Records contained in a dataset:
● ● ● ● ● ● ●

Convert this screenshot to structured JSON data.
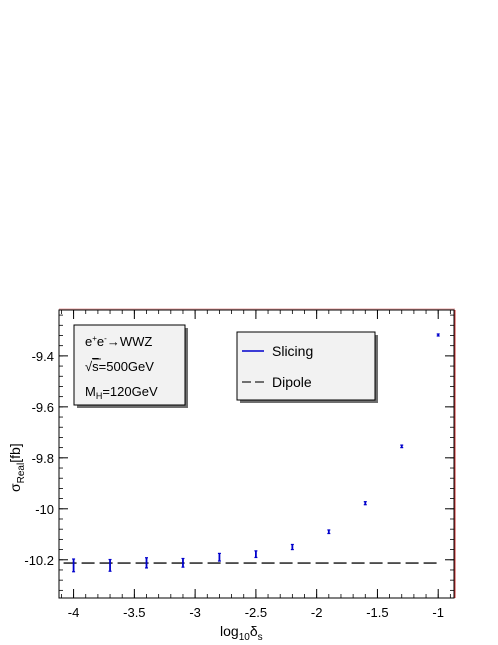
{
  "chart_data": {
    "type": "scatter",
    "xlabel": {
      "main": "log",
      "sub1": "10",
      "greek": "δ",
      "sub2": "s"
    },
    "ylabel": {
      "main": "σ",
      "sub": "Real",
      "unit": "[fb]"
    },
    "xlim": [
      -4.12,
      -0.87
    ],
    "ylim": [
      -10.35,
      -9.22
    ],
    "x_ticks": [
      -4,
      -3.5,
      -3,
      -2.5,
      -2,
      -1.5,
      -1
    ],
    "x_tick_labels": [
      "-4",
      "-3.5",
      "-3",
      "-2.5",
      "-2",
      "-1.5",
      "-1"
    ],
    "y_ticks": [
      -10.2,
      -10,
      -9.8,
      -9.6,
      -9.4
    ],
    "y_tick_labels": [
      "-10.2",
      "-10",
      "-9.8",
      "-9.6",
      "-9.4"
    ],
    "grid": false,
    "series": [
      {
        "name": "Slicing",
        "style": "errorbar",
        "color": "#0000cc",
        "points": [
          {
            "x": -4.0,
            "y": -10.222,
            "err": 0.025
          },
          {
            "x": -3.7,
            "y": -10.222,
            "err": 0.023
          },
          {
            "x": -3.4,
            "y": -10.212,
            "err": 0.02
          },
          {
            "x": -3.1,
            "y": -10.212,
            "err": 0.017
          },
          {
            "x": -2.8,
            "y": -10.19,
            "err": 0.015
          },
          {
            "x": -2.5,
            "y": -10.178,
            "err": 0.013
          },
          {
            "x": -2.2,
            "y": -10.15,
            "err": 0.01
          },
          {
            "x": -1.9,
            "y": -10.09,
            "err": 0.007
          },
          {
            "x": -1.6,
            "y": -9.978,
            "err": 0.006
          },
          {
            "x": -1.3,
            "y": -9.755,
            "err": 0.005
          },
          {
            "x": -1.0,
            "y": -9.318,
            "err": 0.004
          }
        ]
      },
      {
        "name": "Dipole",
        "style": "dashed-line",
        "color": "#000000",
        "x": [
          -4.0,
          -1.0
        ],
        "y": [
          -10.213,
          -10.213
        ]
      }
    ],
    "legend": {
      "placement": "top-center",
      "entries": [
        {
          "label": "Slicing",
          "color": "#0000cc",
          "dash": "solid"
        },
        {
          "label": "Dipole",
          "color": "#000000",
          "dash": "dashed"
        }
      ]
    },
    "annotation": {
      "placement": "top-left",
      "process": {
        "initial": "e",
        "sup1": "+",
        "mid": "e",
        "sup2": "-",
        "arrow": "→",
        "final": "WWZ"
      },
      "energy": {
        "root": "√",
        "var": "s",
        "value": "=500GeV"
      },
      "mass": {
        "main": "M",
        "sub": "H",
        "value": "=120GeV"
      }
    }
  }
}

● ● ● ● ● ● ●

The task: Restate the data above exactly, stripping out each image.

Output below:
Convert this screenshot to structured JSON data.
{
  "chart_data": {
    "type": "scatter",
    "xlabel": {
      "main": "log",
      "sub1": "10",
      "greek": "δ",
      "sub2": "s"
    },
    "ylabel": {
      "main": "σ",
      "sub": "Real",
      "unit": "[fb]"
    },
    "xlim": [
      -4.12,
      -0.87
    ],
    "ylim": [
      -10.35,
      -9.22
    ],
    "x_ticks": [
      -4,
      -3.5,
      -3,
      -2.5,
      -2,
      -1.5,
      -1
    ],
    "x_tick_labels": [
      "-4",
      "-3.5",
      "-3",
      "-2.5",
      "-2",
      "-1.5",
      "-1"
    ],
    "y_ticks": [
      -10.2,
      -10,
      -9.8,
      -9.6,
      -9.4
    ],
    "y_tick_labels": [
      "-10.2",
      "-10",
      "-9.8",
      "-9.6",
      "-9.4"
    ],
    "grid": false,
    "series": [
      {
        "name": "Slicing",
        "style": "errorbar",
        "color": "#0000cc",
        "points": [
          {
            "x": -4.0,
            "y": -10.222,
            "err": 0.025
          },
          {
            "x": -3.7,
            "y": -10.222,
            "err": 0.023
          },
          {
            "x": -3.4,
            "y": -10.212,
            "err": 0.02
          },
          {
            "x": -3.1,
            "y": -10.212,
            "err": 0.017
          },
          {
            "x": -2.8,
            "y": -10.19,
            "err": 0.015
          },
          {
            "x": -2.5,
            "y": -10.178,
            "err": 0.013
          },
          {
            "x": -2.2,
            "y": -10.15,
            "err": 0.01
          },
          {
            "x": -1.9,
            "y": -10.09,
            "err": 0.007
          },
          {
            "x": -1.6,
            "y": -9.978,
            "err": 0.006
          },
          {
            "x": -1.3,
            "y": -9.755,
            "err": 0.005
          },
          {
            "x": -1.0,
            "y": -9.318,
            "err": 0.004
          }
        ]
      },
      {
        "name": "Dipole",
        "style": "dashed-line",
        "color": "#000000",
        "x": [
          -4.0,
          -1.0
        ],
        "y": [
          -10.213,
          -10.213
        ]
      }
    ],
    "legend": {
      "placement": "top-center",
      "entries": [
        {
          "label": "Slicing",
          "color": "#0000cc",
          "dash": "solid"
        },
        {
          "label": "Dipole",
          "color": "#000000",
          "dash": "dashed"
        }
      ]
    },
    "annotation": {
      "placement": "top-left",
      "process": {
        "initial": "e",
        "sup1": "+",
        "mid": "e",
        "sup2": "-",
        "arrow": "→",
        "final": "WWZ"
      },
      "energy": {
        "root": "√",
        "var": "s",
        "value": "=500GeV"
      },
      "mass": {
        "main": "M",
        "sub": "H",
        "value": "=120GeV"
      }
    }
  }
}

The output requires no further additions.